ABOUT THIS TASK >> The answer must be every line from the entries below that includes "figure".

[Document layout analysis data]
►
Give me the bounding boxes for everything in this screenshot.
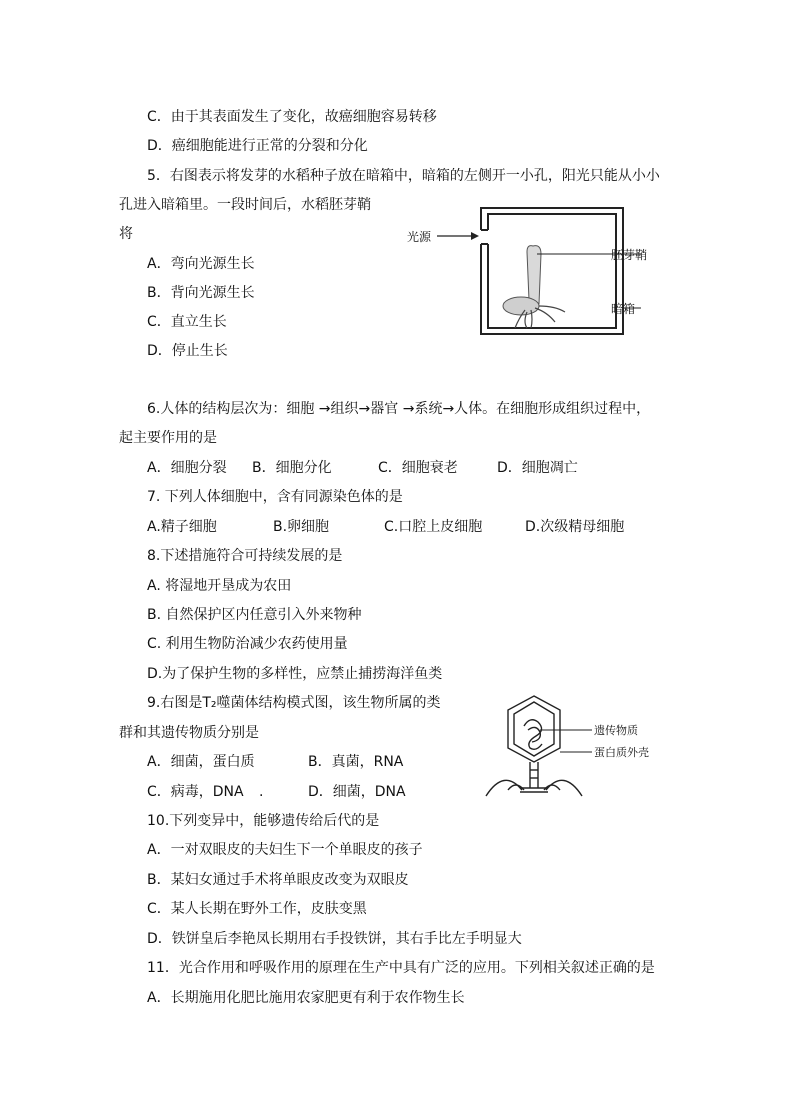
q5-option-d: D．停止生长 [147,343,228,359]
q9-stem-line-1: 9.右图是T₂噬菌体结构模式图，该生物所属的类 [147,695,441,711]
q8-option-a: A. 将湿地开垦成为农田 [147,578,292,594]
genetic-material-label: 遗传物质 [594,724,638,737]
q7-option-b: B.卵细胞 [273,519,330,535]
q5-option-c: C．直立生长 [147,314,227,330]
q6-option-d: D．细胞凋亡 [497,460,578,476]
protein-coat-label: 蛋白质外壳 [594,746,649,759]
q5-option-a: A．弯向光源生长 [147,256,255,272]
q7-option-d: D.次级精母细胞 [525,519,625,535]
q10-option-c: C．某人长期在野外工作，皮肤变黑 [147,901,367,917]
q8-option-b: B. 自然保护区内任意引入外来物种 [147,607,362,623]
q8-option-d: D.为了保护生物的多样性，应禁止捕捞海洋鱼类 [147,666,443,682]
q10-stem: 10.下列变异中，能够遗传给后代的是 [147,813,380,829]
q10-option-b: B．某妇女通过手术将单眼皮改变为双眼皮 [147,872,409,888]
q6-option-a: A．细胞分裂 [147,460,227,476]
q9-stray-dot: . [259,784,264,800]
q9-option-b: B．真菌，RNA [308,754,404,770]
q8-stem: 8.下述措施符合可持续发展的是 [147,548,343,564]
dark-box-figure [405,200,665,350]
q6-stem-line-1: 6.人体的结构层次为：细胞 →组织→器官 →系统→人体。在细胞形成组织过程中， [147,401,651,417]
q4-option-c: C．由于其表面发生了变化，故癌细胞容易转移 [147,109,437,125]
q6-stem-line-2: 起主要作用的是 [119,430,217,446]
q4-option-d: D．癌细胞能进行正常的分裂和分化 [147,138,368,154]
q9-stem-line-2: 群和其遗传物质分别是 [119,725,259,741]
q11-option-a: A．长期施用化肥比施用农家肥更有利于农作物生长 [147,990,465,1006]
q5-stem-line-1: 5．右图表示将发芽的水稻种子放在暗箱中，暗箱的左侧开一小孔，阳光只能从小小 [147,168,660,184]
q8-option-c: C. 利用生物防治减少农药使用量 [147,636,348,652]
light-source-label: 光源 [407,230,432,244]
q9-option-a: A．细菌，蛋白质 [147,754,255,770]
q5-stem-line-3: 将 [119,226,133,242]
q7-stem: 7. 下列人体细胞中，含有同源染色体的是 [147,489,403,505]
coleoptile-label: 胚芽鞘 [611,248,648,262]
q6-option-b: B．细胞分化 [252,460,332,476]
q10-option-a: A．一对双眼皮的夫妇生下一个单眼皮的孩子 [147,842,423,858]
dark-box-label: 暗箱 [611,302,636,316]
q11-stem: 11．光合作用和呼吸作用的原理在生产中具有广泛的应用。下列相关叙述正确的是 [147,960,655,976]
q7-option-a: A.精子细胞 [147,519,217,535]
phage-figure [480,690,690,810]
q10-option-d: D．铁饼皇后李艳凤长期用右手投铁饼，其右手比左手明显大 [147,931,522,947]
q7-option-c: C.口腔上皮细胞 [384,519,483,535]
q5-option-b: B．背向光源生长 [147,285,255,301]
q9-option-d: D．细菌，DNA [308,784,406,800]
q6-option-c: C．细胞衰老 [378,460,458,476]
q9-option-c: C．病毒，DNA [147,784,244,800]
q5-stem-line-2: 孔进入暗箱里。一段时间后，水稻胚芽鞘 [119,197,371,213]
◄
TASK OUTPUT >>
dark-box-figure [405,200,665,350]
phage-figure [480,690,690,810]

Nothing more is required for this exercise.